── Exercise input
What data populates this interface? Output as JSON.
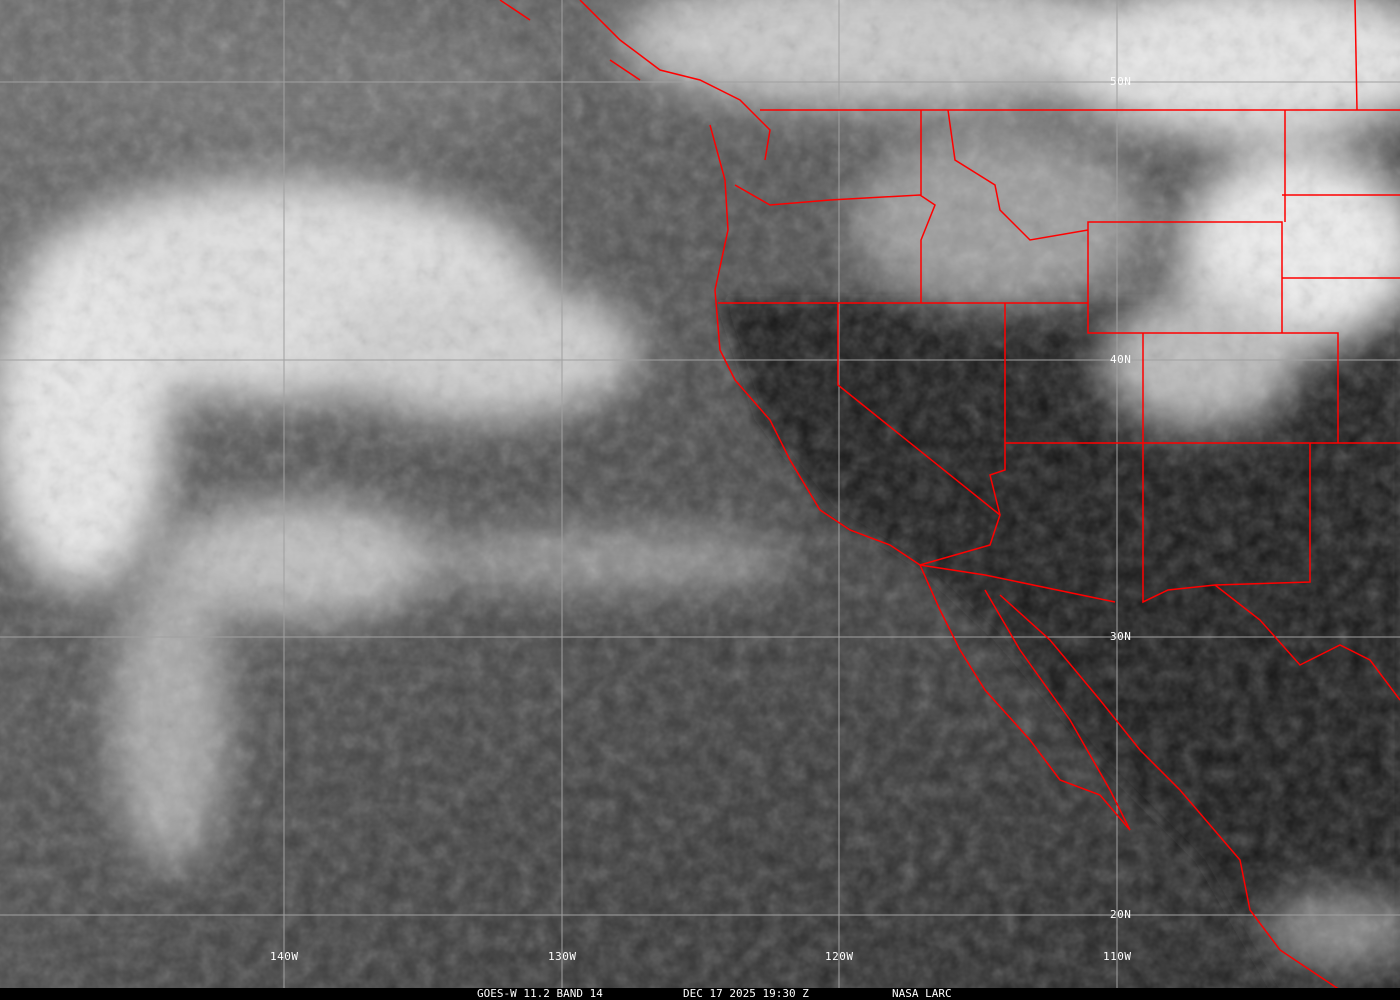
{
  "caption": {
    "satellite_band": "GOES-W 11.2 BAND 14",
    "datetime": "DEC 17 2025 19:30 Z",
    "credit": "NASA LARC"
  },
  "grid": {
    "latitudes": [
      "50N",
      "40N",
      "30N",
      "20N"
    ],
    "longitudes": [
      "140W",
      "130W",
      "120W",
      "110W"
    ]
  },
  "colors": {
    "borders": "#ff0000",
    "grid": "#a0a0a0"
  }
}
────
Transcribe the listing in full and omit the pictures.

Response to the exercise:
What data populates this interface? Output as JSON.
{
  "caption": {
    "satellite_band": "GOES-W 11.2 BAND 14",
    "datetime": "DEC 17 2025 19:30 Z",
    "credit": "NASA LARC"
  },
  "grid": {
    "latitudes": [
      "50N",
      "40N",
      "30N",
      "20N"
    ],
    "longitudes": [
      "140W",
      "130W",
      "120W",
      "110W"
    ]
  },
  "colors": {
    "borders": "#ff0000",
    "grid": "#a0a0a0"
  }
}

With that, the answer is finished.